╭──

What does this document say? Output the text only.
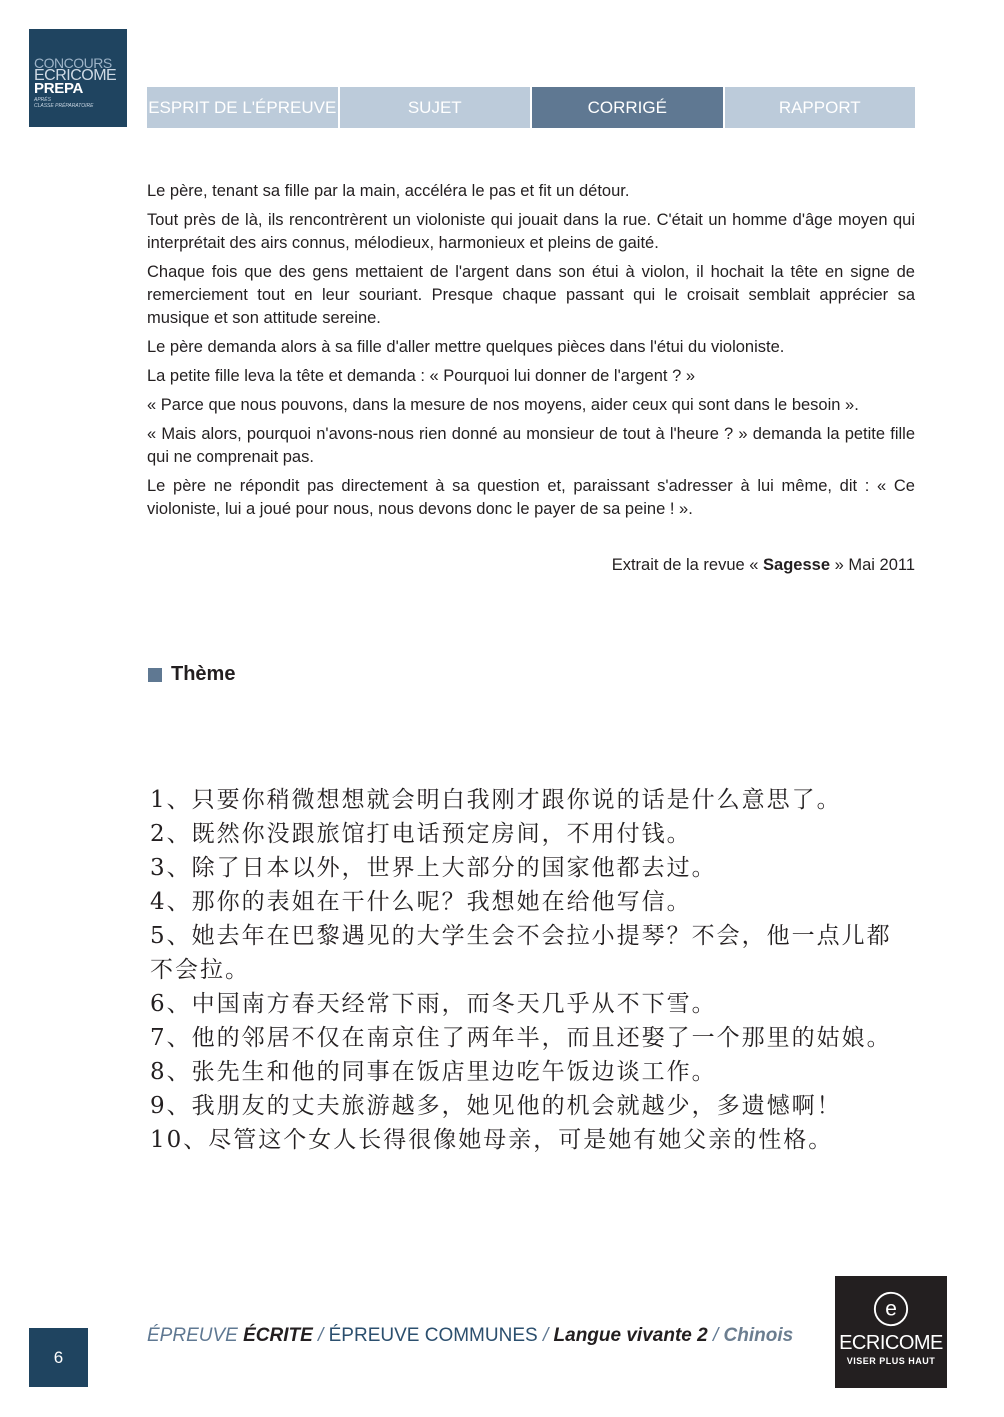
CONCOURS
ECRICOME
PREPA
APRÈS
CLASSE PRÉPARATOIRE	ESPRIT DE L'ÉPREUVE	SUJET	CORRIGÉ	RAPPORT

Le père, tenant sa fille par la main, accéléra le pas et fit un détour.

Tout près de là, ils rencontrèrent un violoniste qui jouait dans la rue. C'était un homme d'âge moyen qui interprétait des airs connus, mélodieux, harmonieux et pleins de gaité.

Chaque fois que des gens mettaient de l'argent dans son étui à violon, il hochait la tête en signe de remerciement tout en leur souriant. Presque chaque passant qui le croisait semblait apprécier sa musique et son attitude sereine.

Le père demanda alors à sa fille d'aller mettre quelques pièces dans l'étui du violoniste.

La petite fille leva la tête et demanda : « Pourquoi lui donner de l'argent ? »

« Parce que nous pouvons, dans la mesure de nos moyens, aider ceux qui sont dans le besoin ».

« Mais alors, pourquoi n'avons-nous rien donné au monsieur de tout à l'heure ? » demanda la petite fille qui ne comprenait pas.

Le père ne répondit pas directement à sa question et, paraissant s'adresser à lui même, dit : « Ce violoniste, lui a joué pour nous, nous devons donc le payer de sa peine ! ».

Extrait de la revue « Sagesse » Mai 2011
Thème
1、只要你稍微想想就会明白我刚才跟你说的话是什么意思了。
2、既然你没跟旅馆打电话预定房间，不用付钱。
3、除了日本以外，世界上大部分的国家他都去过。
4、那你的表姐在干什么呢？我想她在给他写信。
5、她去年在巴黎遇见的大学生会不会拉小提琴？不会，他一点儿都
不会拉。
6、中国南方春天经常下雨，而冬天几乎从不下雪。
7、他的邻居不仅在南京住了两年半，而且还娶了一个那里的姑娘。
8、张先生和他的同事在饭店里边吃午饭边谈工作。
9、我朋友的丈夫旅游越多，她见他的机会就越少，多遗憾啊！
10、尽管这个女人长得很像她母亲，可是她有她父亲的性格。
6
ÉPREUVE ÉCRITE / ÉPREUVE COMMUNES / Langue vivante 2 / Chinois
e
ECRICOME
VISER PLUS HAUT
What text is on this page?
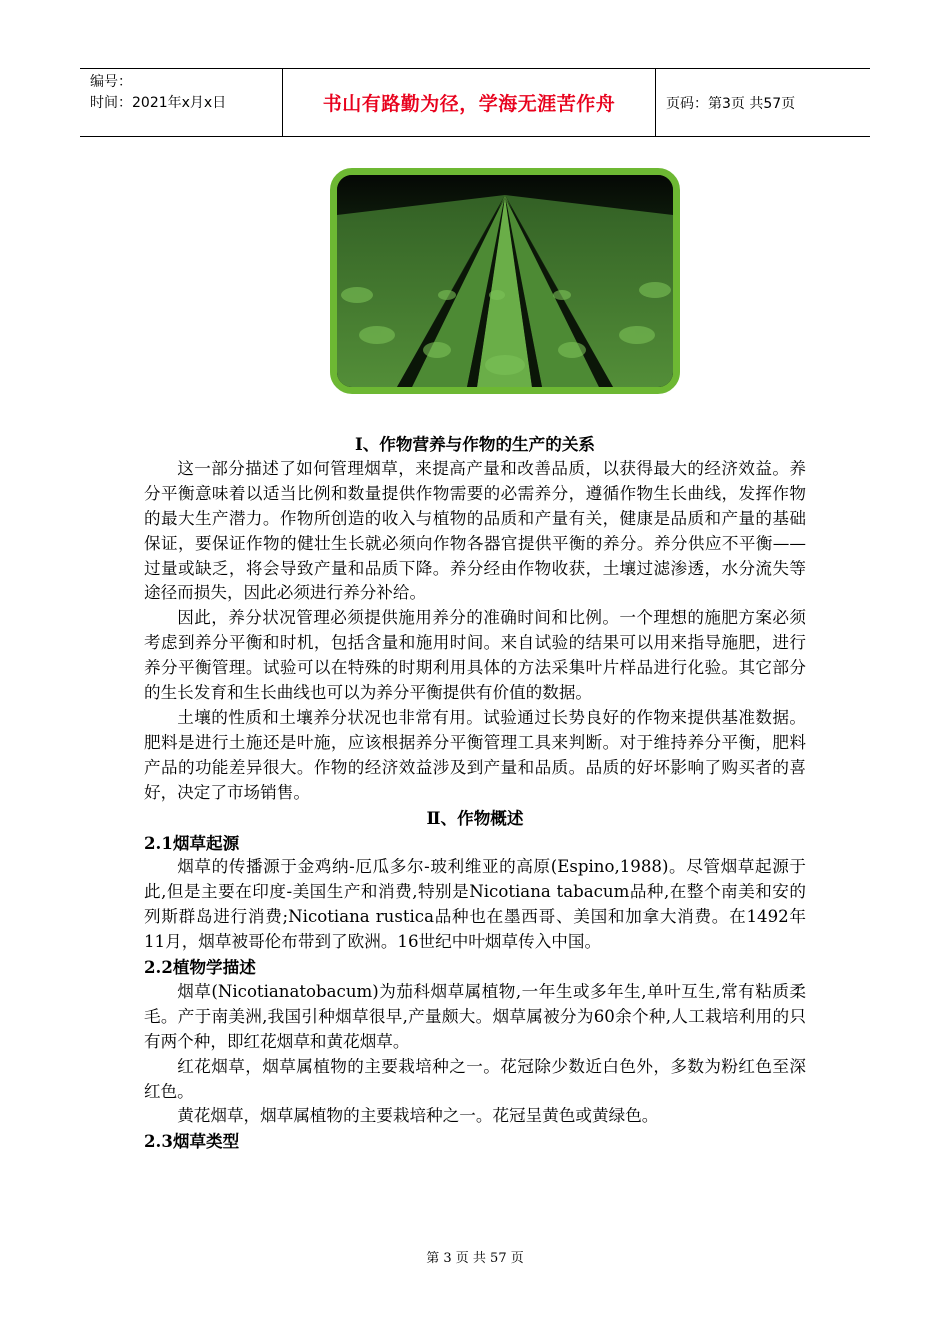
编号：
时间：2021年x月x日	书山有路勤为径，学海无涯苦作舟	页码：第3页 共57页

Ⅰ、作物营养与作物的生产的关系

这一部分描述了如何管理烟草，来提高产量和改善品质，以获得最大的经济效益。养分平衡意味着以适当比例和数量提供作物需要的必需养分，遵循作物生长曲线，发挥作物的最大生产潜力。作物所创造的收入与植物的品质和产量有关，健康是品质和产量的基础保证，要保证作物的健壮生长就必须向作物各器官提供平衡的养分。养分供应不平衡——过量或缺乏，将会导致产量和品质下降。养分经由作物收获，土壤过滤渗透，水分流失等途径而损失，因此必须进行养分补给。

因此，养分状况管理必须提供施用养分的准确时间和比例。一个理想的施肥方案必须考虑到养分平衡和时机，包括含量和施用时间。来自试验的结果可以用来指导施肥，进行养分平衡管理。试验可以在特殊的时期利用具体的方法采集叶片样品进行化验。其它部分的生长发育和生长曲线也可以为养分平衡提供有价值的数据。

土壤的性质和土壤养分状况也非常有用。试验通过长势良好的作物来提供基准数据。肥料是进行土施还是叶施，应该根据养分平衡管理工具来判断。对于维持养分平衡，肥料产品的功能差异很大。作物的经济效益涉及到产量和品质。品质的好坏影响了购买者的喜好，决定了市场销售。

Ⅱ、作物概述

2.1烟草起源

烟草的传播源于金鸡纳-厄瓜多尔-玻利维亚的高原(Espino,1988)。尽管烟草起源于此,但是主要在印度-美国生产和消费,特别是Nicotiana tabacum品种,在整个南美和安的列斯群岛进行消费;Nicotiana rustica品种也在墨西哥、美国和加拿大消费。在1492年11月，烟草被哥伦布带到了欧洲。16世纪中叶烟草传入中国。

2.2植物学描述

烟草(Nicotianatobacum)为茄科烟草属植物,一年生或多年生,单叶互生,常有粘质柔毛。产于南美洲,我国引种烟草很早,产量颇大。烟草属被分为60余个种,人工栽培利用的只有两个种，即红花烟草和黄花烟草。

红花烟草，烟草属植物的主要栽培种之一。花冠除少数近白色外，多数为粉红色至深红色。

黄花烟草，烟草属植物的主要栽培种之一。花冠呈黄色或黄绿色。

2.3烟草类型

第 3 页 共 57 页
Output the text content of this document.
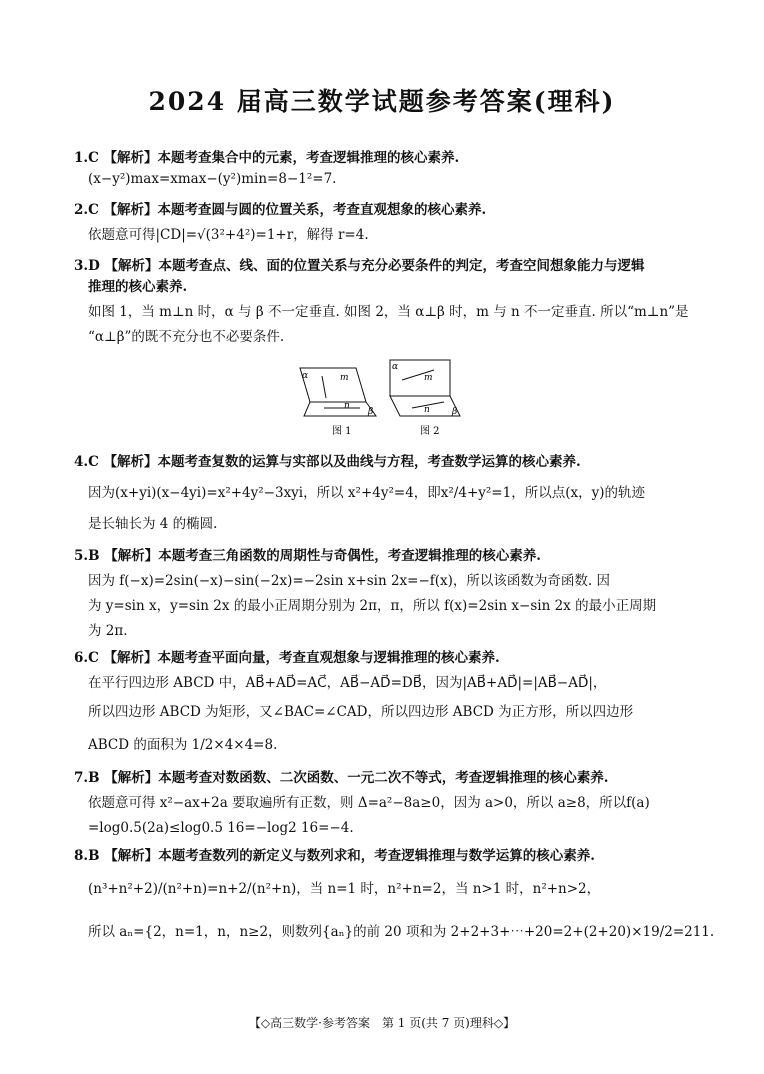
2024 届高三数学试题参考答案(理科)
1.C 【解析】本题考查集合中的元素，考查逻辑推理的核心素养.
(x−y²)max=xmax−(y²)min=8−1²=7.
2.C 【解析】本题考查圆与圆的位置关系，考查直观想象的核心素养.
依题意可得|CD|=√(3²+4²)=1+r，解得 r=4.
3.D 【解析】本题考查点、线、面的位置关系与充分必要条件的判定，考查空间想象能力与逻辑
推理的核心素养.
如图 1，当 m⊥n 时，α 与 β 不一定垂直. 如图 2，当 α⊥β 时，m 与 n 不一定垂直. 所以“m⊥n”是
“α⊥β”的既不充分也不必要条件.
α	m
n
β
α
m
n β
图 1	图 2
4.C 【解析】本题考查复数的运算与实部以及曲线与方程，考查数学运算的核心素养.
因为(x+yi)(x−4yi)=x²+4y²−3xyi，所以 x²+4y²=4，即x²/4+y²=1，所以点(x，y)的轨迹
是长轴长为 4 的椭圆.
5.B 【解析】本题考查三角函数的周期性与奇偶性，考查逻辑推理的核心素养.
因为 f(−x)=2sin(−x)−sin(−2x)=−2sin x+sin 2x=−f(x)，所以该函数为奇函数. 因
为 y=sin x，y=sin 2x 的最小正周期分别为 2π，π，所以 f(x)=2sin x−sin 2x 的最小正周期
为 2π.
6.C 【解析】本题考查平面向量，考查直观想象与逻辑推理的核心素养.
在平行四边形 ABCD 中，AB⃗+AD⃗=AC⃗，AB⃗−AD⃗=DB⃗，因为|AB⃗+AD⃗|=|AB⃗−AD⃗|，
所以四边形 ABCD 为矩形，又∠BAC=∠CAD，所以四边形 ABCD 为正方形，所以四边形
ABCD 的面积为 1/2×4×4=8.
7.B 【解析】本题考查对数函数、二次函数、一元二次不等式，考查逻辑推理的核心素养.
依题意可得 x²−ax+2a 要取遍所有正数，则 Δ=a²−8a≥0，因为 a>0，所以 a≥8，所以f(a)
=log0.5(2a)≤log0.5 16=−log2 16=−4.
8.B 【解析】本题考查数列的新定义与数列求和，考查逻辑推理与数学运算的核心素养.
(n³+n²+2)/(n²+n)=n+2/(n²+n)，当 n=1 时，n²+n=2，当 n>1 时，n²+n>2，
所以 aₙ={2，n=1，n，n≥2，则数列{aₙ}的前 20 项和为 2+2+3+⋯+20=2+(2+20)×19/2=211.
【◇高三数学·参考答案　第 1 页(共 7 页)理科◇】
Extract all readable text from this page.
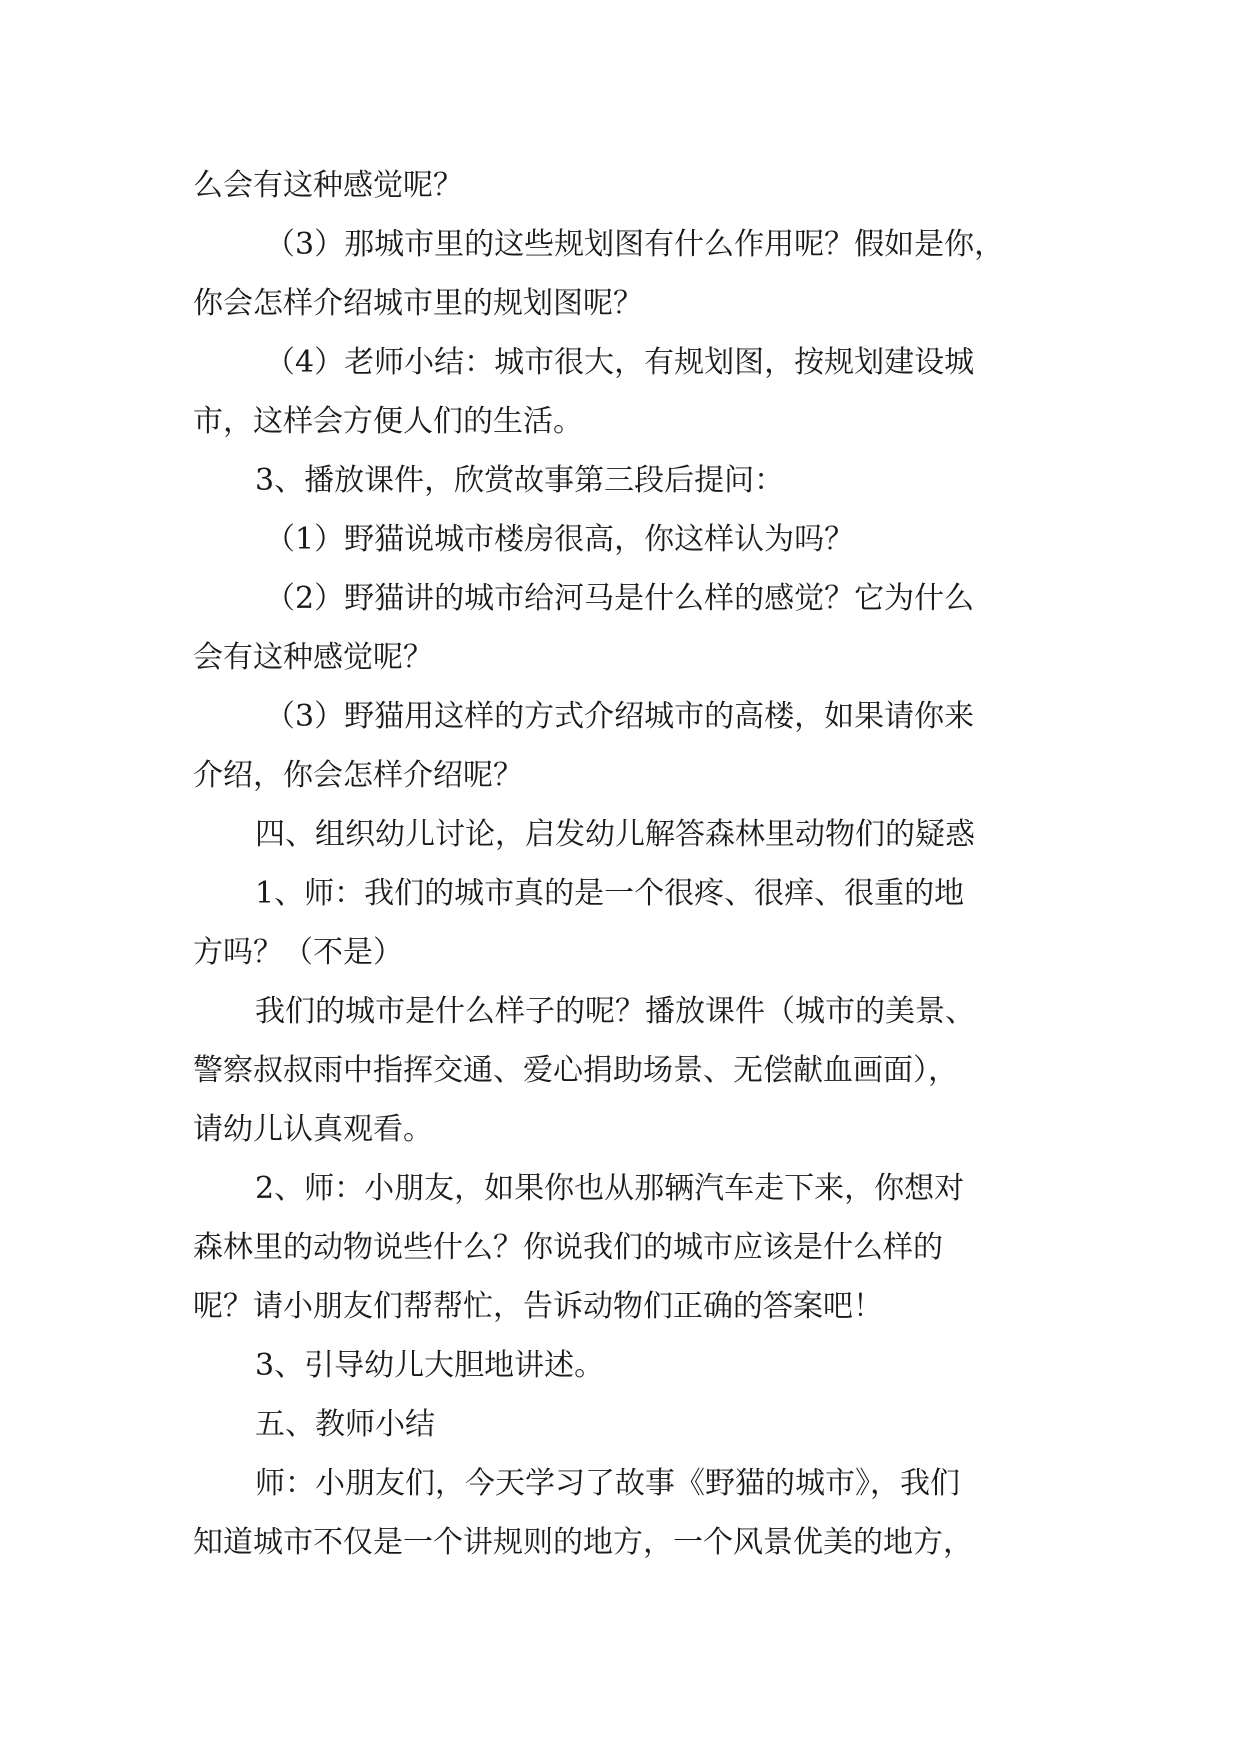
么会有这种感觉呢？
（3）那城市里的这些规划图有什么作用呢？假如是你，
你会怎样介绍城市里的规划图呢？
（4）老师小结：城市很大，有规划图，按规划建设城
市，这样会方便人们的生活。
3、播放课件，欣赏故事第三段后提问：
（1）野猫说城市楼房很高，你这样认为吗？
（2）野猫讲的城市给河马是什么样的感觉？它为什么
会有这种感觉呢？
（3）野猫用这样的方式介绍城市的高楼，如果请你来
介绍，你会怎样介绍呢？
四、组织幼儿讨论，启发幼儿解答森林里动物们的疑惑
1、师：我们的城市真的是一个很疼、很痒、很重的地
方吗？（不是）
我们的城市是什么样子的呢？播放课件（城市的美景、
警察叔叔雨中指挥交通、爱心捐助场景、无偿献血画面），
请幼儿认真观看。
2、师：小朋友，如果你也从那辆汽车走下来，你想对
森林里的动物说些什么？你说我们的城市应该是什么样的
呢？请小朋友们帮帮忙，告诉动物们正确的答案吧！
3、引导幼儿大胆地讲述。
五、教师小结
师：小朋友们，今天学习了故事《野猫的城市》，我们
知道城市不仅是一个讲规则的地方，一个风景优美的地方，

╰──

» **Requirements**: Reproduce precisely the lines of the entries above, from the one containing "Extract all readable text from this page." through the final one, both ends included, and omit the pictures.

» **In response**:
Extract all readable text from this page.
么会有这种感觉呢？
（3）那城市里的这些规划图有什么作用呢？假如是你，
你会怎样介绍城市里的规划图呢？
（4）老师小结：城市很大，有规划图，按规划建设城
市，这样会方便人们的生活。
3、播放课件，欣赏故事第三段后提问：
（1）野猫说城市楼房很高，你这样认为吗？
（2）野猫讲的城市给河马是什么样的感觉？它为什么
会有这种感觉呢？
（3）野猫用这样的方式介绍城市的高楼，如果请你来
介绍，你会怎样介绍呢？
四、组织幼儿讨论，启发幼儿解答森林里动物们的疑惑
1、师：我们的城市真的是一个很疼、很痒、很重的地
方吗？（不是）
我们的城市是什么样子的呢？播放课件（城市的美景、
警察叔叔雨中指挥交通、爱心捐助场景、无偿献血画面），
请幼儿认真观看。
2、师：小朋友，如果你也从那辆汽车走下来，你想对
森林里的动物说些什么？你说我们的城市应该是什么样的
呢？请小朋友们帮帮忙，告诉动物们正确的答案吧！
3、引导幼儿大胆地讲述。
五、教师小结
师：小朋友们，今天学习了故事《野猫的城市》，我们
知道城市不仅是一个讲规则的地方，一个风景优美的地方，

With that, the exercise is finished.